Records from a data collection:
· · · ·

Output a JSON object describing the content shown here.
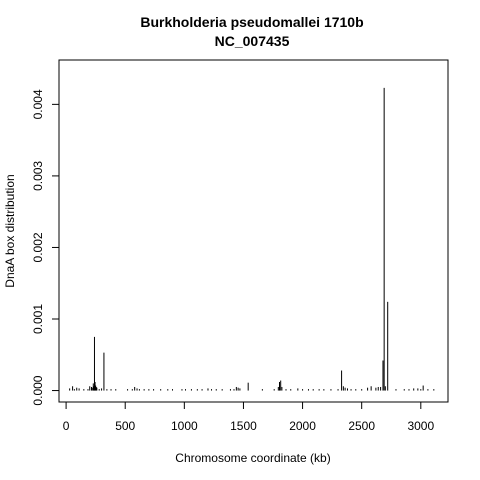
{
  "chart_data": {
    "type": "bar",
    "title_line1": "Burkholderia pseudomallei 1710b",
    "title_line2": "NC_007435",
    "xlabel": "Chromosome coordinate (kb)",
    "ylabel": "DnaA box distribution",
    "xlim": [
      -60,
      3230
    ],
    "ylim": [
      -0.00016,
      0.00462
    ],
    "x_ticks": [
      0,
      500,
      1000,
      1500,
      2000,
      2500,
      3000
    ],
    "x_tick_labels": [
      "0",
      "500",
      "1000",
      "1500",
      "2000",
      "2500",
      "3000"
    ],
    "y_ticks": [
      0,
      0.001,
      0.002,
      0.003,
      0.004
    ],
    "y_tick_labels": [
      "0.000",
      "0.001",
      "0.002",
      "0.003",
      "0.004"
    ],
    "series": [
      {
        "x": [
          30,
          55,
          70,
          90,
          110,
          150,
          185,
          200,
          215,
          225,
          230,
          235,
          240,
          245,
          250,
          255,
          260,
          280,
          300,
          320,
          345,
          380,
          420,
          520,
          560,
          580,
          600,
          620,
          660,
          700,
          740,
          800,
          860,
          900,
          980,
          1010,
          1060,
          1110,
          1150,
          1200,
          1230,
          1270,
          1320,
          1390,
          1420,
          1440,
          1455,
          1470,
          1540,
          1660,
          1760,
          1795,
          1805,
          1815,
          1825,
          1860,
          1900,
          1960,
          2000,
          2050,
          2090,
          2140,
          2180,
          2240,
          2300,
          2330,
          2345,
          2360,
          2380,
          2410,
          2450,
          2500,
          2550,
          2580,
          2620,
          2640,
          2660,
          2680,
          2690,
          2700,
          2720,
          2790,
          2860,
          2900,
          2940,
          2975,
          3000,
          3020,
          3060,
          3110
        ],
        "values": [
          3e-05,
          6e-05,
          2e-05,
          4e-05,
          3e-05,
          2e-05,
          2e-05,
          6e-05,
          5e-05,
          4e-05,
          0.0001,
          6e-05,
          0.00075,
          0.00012,
          7e-05,
          5e-05,
          4e-05,
          2e-05,
          3e-05,
          0.00053,
          2e-05,
          2e-05,
          2e-05,
          2e-05,
          2e-05,
          5e-05,
          3e-05,
          2e-05,
          2e-05,
          2e-05,
          2e-05,
          2e-05,
          2e-05,
          2e-05,
          2e-05,
          2e-05,
          2e-05,
          2e-05,
          2e-05,
          3e-05,
          2e-05,
          2e-05,
          2e-05,
          2e-05,
          2e-05,
          5e-05,
          4e-05,
          3e-05,
          0.00011,
          2e-05,
          2e-05,
          5e-05,
          0.00012,
          0.00014,
          5e-05,
          2e-05,
          2e-05,
          3e-05,
          2e-05,
          2e-05,
          2e-05,
          2e-05,
          2e-05,
          2e-05,
          2e-05,
          0.00028,
          6e-05,
          4e-05,
          3e-05,
          2e-05,
          2e-05,
          2e-05,
          4e-05,
          6e-05,
          4e-05,
          5e-05,
          5e-05,
          0.00042,
          0.00423,
          6e-05,
          0.00124,
          2e-05,
          2e-05,
          2e-05,
          3e-05,
          3e-05,
          2e-05,
          7e-05,
          2e-05,
          2e-05
        ]
      }
    ]
  }
}
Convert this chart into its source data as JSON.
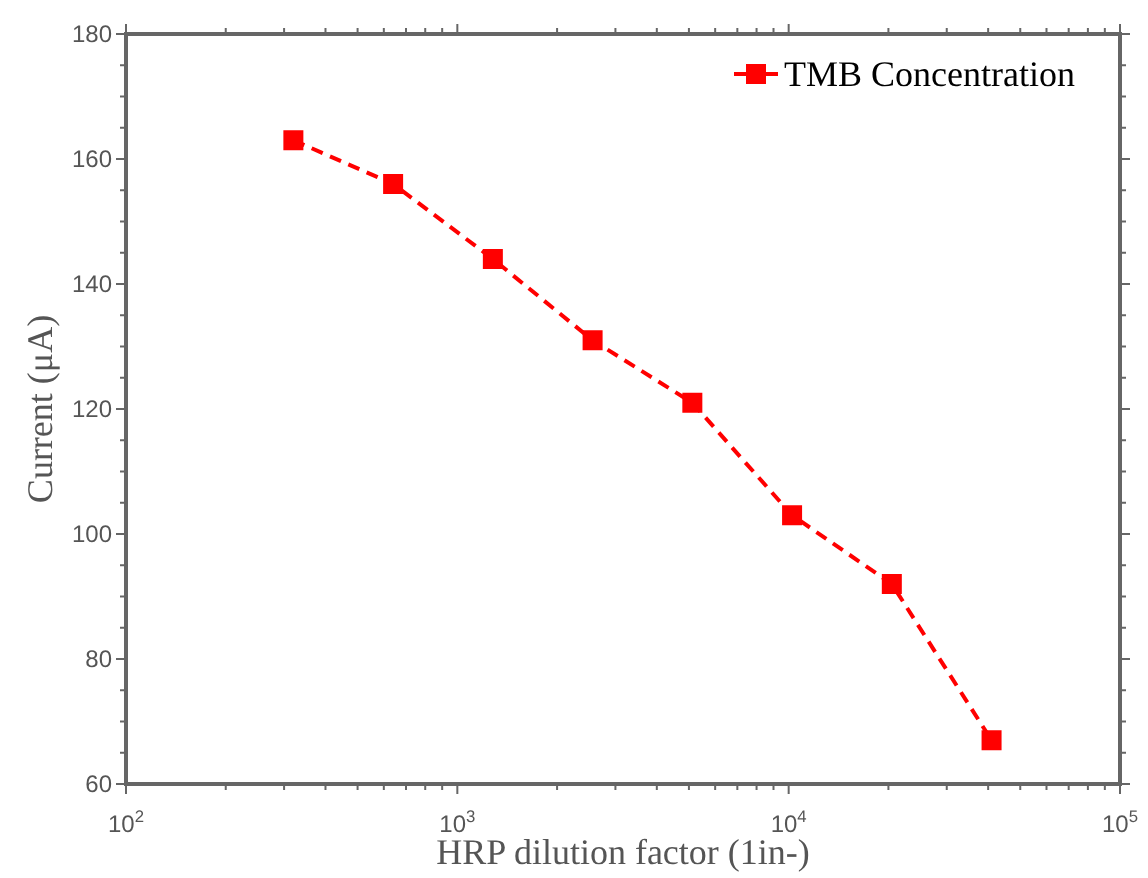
{
  "chart_data": {
    "type": "line",
    "xlabel": "HRP dilution factor (1in-)",
    "ylabel": "Current (μA)",
    "log": "x",
    "x": [
      320,
      640,
      1280,
      2560,
      5120,
      10240,
      20480,
      40960
    ],
    "series": [
      {
        "name": "TMB Concentration",
        "color": "#ff0000",
        "values": [
          163,
          156,
          144,
          131,
          121,
          103,
          92,
          67
        ]
      }
    ],
    "xlim": [
      100,
      100000
    ],
    "xticks": [
      {
        "value": 100,
        "label": "10$^{2}$"
      },
      {
        "value": 200,
        "label": null
      },
      {
        "value": 300,
        "label": null
      },
      {
        "value": 400,
        "label": null
      },
      {
        "value": 500,
        "label": null
      },
      {
        "value": 600,
        "label": null
      },
      {
        "value": 700,
        "label": null
      },
      {
        "value": 800,
        "label": null
      },
      {
        "value": 900,
        "label": null
      },
      {
        "value": 1000,
        "label": "10$^{3}$"
      },
      {
        "value": 2000,
        "label": null
      },
      {
        "value": 3000,
        "label": null
      },
      {
        "value": 4000,
        "label": null
      },
      {
        "value": 5000,
        "label": null
      },
      {
        "value": 6000,
        "label": null
      },
      {
        "value": 7000,
        "label": null
      },
      {
        "value": 8000,
        "label": null
      },
      {
        "value": 9000,
        "label": null
      },
      {
        "value": 10000,
        "label": "10$^{4}$"
      },
      {
        "value": 20000,
        "label": null
      },
      {
        "value": 30000,
        "label": null
      },
      {
        "value": 40000,
        "label": null
      },
      {
        "value": 50000,
        "label": null
      },
      {
        "value": 60000,
        "label": null
      },
      {
        "value": 70000,
        "label": null
      },
      {
        "value": 80000,
        "label": null
      },
      {
        "value": 90000,
        "label": null
      },
      {
        "value": 100000,
        "label": "10$^{5}$"
      }
    ],
    "ylim": [
      60,
      180
    ],
    "yticks": [
      60,
      {
        "value": 65,
        "label": null
      },
      {
        "value": 70,
        "label": null
      },
      {
        "value": 75,
        "label": null
      },
      80,
      {
        "value": 85,
        "label": null
      },
      {
        "value": 90,
        "label": null
      },
      {
        "value": 95,
        "label": null
      },
      100,
      {
        "value": 105,
        "label": null
      },
      {
        "value": 110,
        "label": null
      },
      {
        "value": 115,
        "label": null
      },
      120,
      {
        "value": 125,
        "label": null
      },
      {
        "value": 130,
        "label": null
      },
      {
        "value": 135,
        "label": null
      },
      140,
      {
        "value": 145,
        "label": null
      },
      {
        "value": 150,
        "label": null
      },
      {
        "value": 155,
        "label": null
      },
      160,
      {
        "value": 165,
        "label": null
      },
      {
        "value": 170,
        "label": null
      },
      {
        "value": 175,
        "label": null
      },
      180
    ],
    "grid": false,
    "legend": "top right",
    "marker": "square",
    "line_style": "dashed"
  }
}
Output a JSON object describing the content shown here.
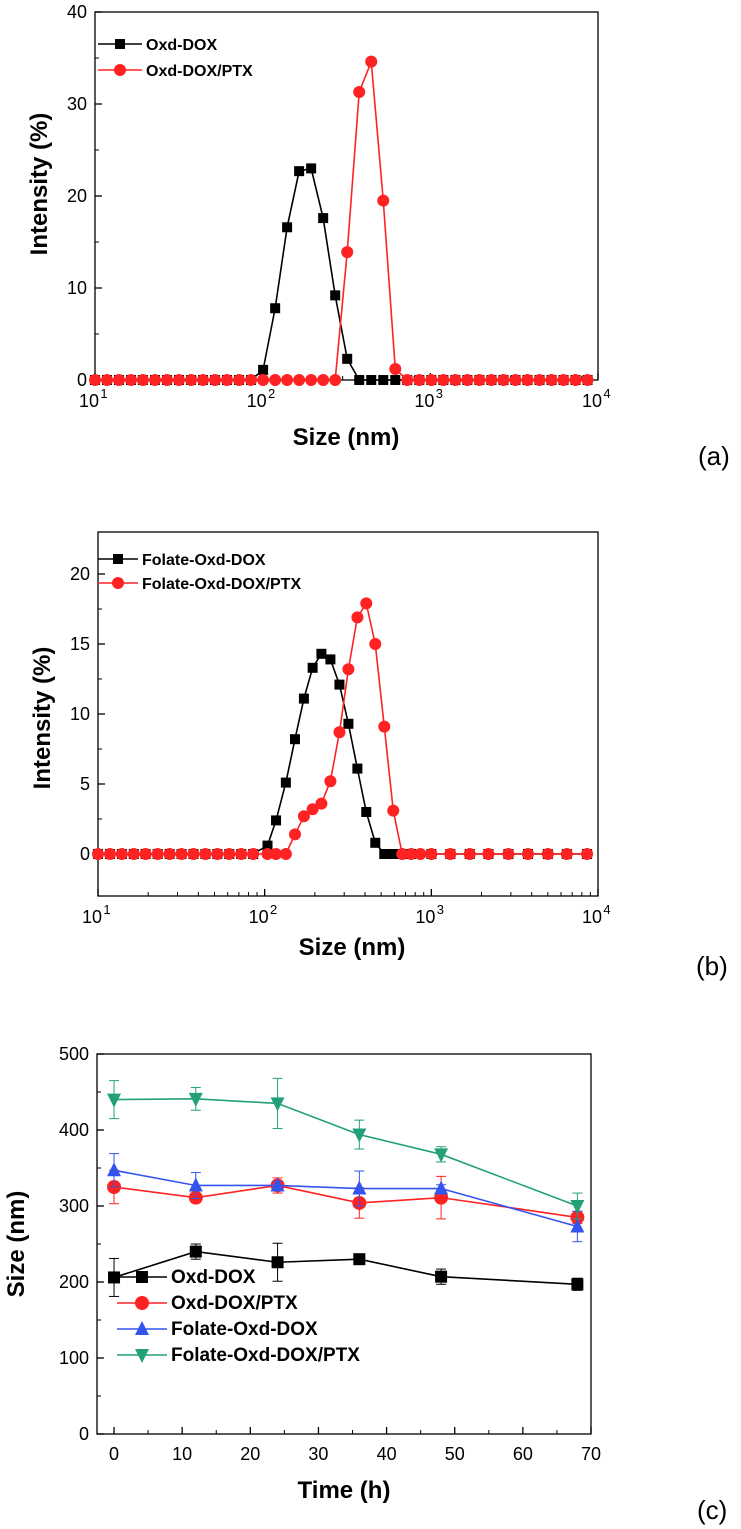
{
  "chart_data": [
    {
      "type": "line",
      "panel_label": "(a)",
      "xlabel": "Size (nm)",
      "ylabel": "Intensity (%)",
      "xscale": "log",
      "xlim": [
        10,
        10000
      ],
      "ylim": [
        0,
        40
      ],
      "xticks": [
        10,
        100,
        1000,
        10000
      ],
      "xtick_labels": [
        [
          "10",
          "1"
        ],
        [
          "10",
          "2"
        ],
        [
          "10",
          "3"
        ],
        [
          "10",
          "4"
        ]
      ],
      "yticks": [
        0,
        10,
        20,
        30,
        40
      ],
      "legend_position": "top-left",
      "series": [
        {
          "name": "Oxd-DOX",
          "color": "#000000",
          "marker": "square",
          "x": [
            10,
            11.8,
            13.9,
            16.4,
            19.3,
            22.8,
            26.9,
            31.7,
            37.4,
            44.1,
            52,
            61.3,
            72.3,
            85.3,
            100.6,
            118.7,
            139.9,
            165,
            194.6,
            229.5,
            270.7,
            319.3,
            376.6,
            444.2,
            523.9,
            617.9,
            728.7,
            859.5,
            1013.7,
            1195.6,
            1410.1,
            1663.1,
            1961.5,
            2313.5,
            2728.6,
            3218.2,
            3795.6,
            4476.7,
            5279.9,
            6227.3,
            7344.6,
            8662.4
          ],
          "y": [
            0,
            0,
            0,
            0,
            0,
            0,
            0,
            0,
            0,
            0,
            0,
            0,
            0,
            0,
            1.1,
            7.8,
            16.6,
            22.7,
            23,
            17.6,
            9.2,
            2.3,
            0,
            0,
            0,
            0,
            0,
            0,
            0,
            0,
            0,
            0,
            0,
            0,
            0,
            0,
            0,
            0,
            0,
            0,
            0,
            0
          ]
        },
        {
          "name": "Oxd-DOX/PTX",
          "color": "#ff2222",
          "marker": "circle",
          "x": [
            10,
            11.8,
            13.9,
            16.4,
            19.3,
            22.8,
            26.9,
            31.7,
            37.4,
            44.1,
            52,
            61.3,
            72.3,
            85.3,
            100.6,
            118.7,
            139.9,
            165,
            194.6,
            229.5,
            270.7,
            319.3,
            376.6,
            444.2,
            523.9,
            617.9,
            728.7,
            859.5,
            1013.7,
            1195.6,
            1410.1,
            1663.1,
            1961.5,
            2313.5,
            2728.6,
            3218.2,
            3795.6,
            4476.7,
            5279.9,
            6227.3,
            7344.6,
            8662.4
          ],
          "y": [
            0,
            0,
            0,
            0,
            0,
            0,
            0,
            0,
            0,
            0,
            0,
            0,
            0,
            0,
            0,
            0,
            0,
            0,
            0,
            0,
            0,
            13.9,
            31.3,
            34.6,
            19.5,
            1.2,
            0,
            0,
            0,
            0,
            0,
            0,
            0,
            0,
            0,
            0,
            0,
            0,
            0,
            0,
            0,
            0
          ]
        }
      ]
    },
    {
      "type": "line",
      "panel_label": "(b)",
      "xlabel": "Size (nm)",
      "ylabel": "Intensity (%)",
      "xscale": "log",
      "xlim": [
        10,
        10000
      ],
      "ylim": [
        -3,
        23
      ],
      "xticks": [
        10,
        100,
        1000,
        10000
      ],
      "xtick_labels": [
        [
          "10",
          "1"
        ],
        [
          "10",
          "2"
        ],
        [
          "10",
          "3"
        ],
        [
          "10",
          "4"
        ]
      ],
      "yticks": [
        0,
        5,
        10,
        15,
        20
      ],
      "legend_position": "top-left",
      "series": [
        {
          "name": "Folate-Oxd-DOX",
          "color": "#000000",
          "marker": "square",
          "x": [
            10,
            11.8,
            13.9,
            16.4,
            19.3,
            22.8,
            26.9,
            31.7,
            37.4,
            44.1,
            52,
            61.3,
            72.3,
            85.3,
            104,
            117,
            134,
            152,
            172,
            194,
            219,
            248,
            281,
            318,
            360,
            407,
            461,
            522,
            591,
            669,
            757,
            1000,
            1300,
            1700,
            2200,
            2900,
            3800,
            5000,
            6500,
            8600
          ],
          "y": [
            0,
            0,
            0,
            0,
            0,
            0,
            0,
            0,
            0,
            0,
            0,
            0,
            0,
            0,
            0.6,
            2.4,
            5.1,
            8.2,
            11.1,
            13.3,
            14.3,
            13.9,
            12.1,
            9.3,
            6.1,
            3,
            0.8,
            0,
            0,
            0,
            0,
            0,
            0,
            0,
            0,
            0,
            0,
            0,
            0,
            0
          ]
        },
        {
          "name": "Folate-Oxd-DOX/PTX",
          "color": "#ff2222",
          "marker": "circle",
          "x": [
            10,
            11.8,
            13.9,
            16.4,
            19.3,
            22.8,
            26.9,
            31.7,
            37.4,
            44.1,
            52,
            61.3,
            72.3,
            85.3,
            104,
            117,
            134,
            152,
            172,
            194,
            219,
            248,
            281,
            318,
            360,
            407,
            461,
            522,
            591,
            669,
            757,
            860,
            1000,
            1300,
            1700,
            2200,
            2900,
            3800,
            5000,
            6500,
            8600
          ],
          "y": [
            0,
            0,
            0,
            0,
            0,
            0,
            0,
            0,
            0,
            0,
            0,
            0,
            0,
            0,
            0,
            0,
            0,
            1.4,
            2.7,
            3.2,
            3.6,
            5.2,
            8.7,
            13.2,
            16.9,
            17.9,
            15,
            9.1,
            3.1,
            0,
            0,
            0,
            0,
            0,
            0,
            0,
            0,
            0,
            0,
            0,
            0
          ]
        }
      ]
    },
    {
      "type": "line",
      "panel_label": "(c)",
      "xlabel": "Time (h)",
      "ylabel": "Size (nm)",
      "xlim": [
        -2.5,
        70
      ],
      "ylim": [
        0,
        500
      ],
      "xticks": [
        0,
        10,
        20,
        30,
        40,
        50,
        60,
        70
      ],
      "yticks": [
        0,
        100,
        200,
        300,
        400,
        500
      ],
      "legend_position": "bottom-left",
      "error_bars": true,
      "series": [
        {
          "name": "Oxd-DOX",
          "color": "#000000",
          "marker": "square",
          "x": [
            0,
            12,
            24,
            36,
            48,
            68
          ],
          "y": [
            206,
            240,
            226,
            230,
            207,
            197
          ],
          "err": [
            25,
            10,
            25,
            5,
            10,
            8
          ]
        },
        {
          "name": "Oxd-DOX/PTX",
          "color": "#ff2222",
          "marker": "circle",
          "x": [
            0,
            12,
            24,
            36,
            48,
            68
          ],
          "y": [
            325,
            311,
            327,
            304,
            311,
            285
          ],
          "err": [
            22,
            6,
            10,
            20,
            28,
            8
          ]
        },
        {
          "name": "Folate-Oxd-DOX",
          "color": "#3355ee",
          "marker": "triangle-up",
          "x": [
            0,
            12,
            24,
            36,
            48,
            68
          ],
          "y": [
            347,
            327,
            327,
            323,
            323,
            273
          ],
          "err": [
            22,
            17,
            5,
            23,
            5,
            20
          ]
        },
        {
          "name": "Folate-Oxd-DOX/PTX",
          "color": "#22a07a",
          "marker": "triangle-down",
          "x": [
            0,
            12,
            24,
            36,
            48,
            68
          ],
          "y": [
            440,
            441,
            435,
            394,
            368,
            300
          ],
          "err": [
            25,
            15,
            33,
            19,
            10,
            17
          ]
        }
      ]
    }
  ]
}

· · · ·

Problem to work on =
Report every line in the data above in which the word "xlabel" appears.

Problem solution =
    "xlabel": "Chromosome coordinate (kb)",
    "xlabel": "HRP dilution factor (1in-)",
      "xlabel": "Size (nm)",
      "xlabel": "Size (nm)",
      "xlabel": "Time (h)",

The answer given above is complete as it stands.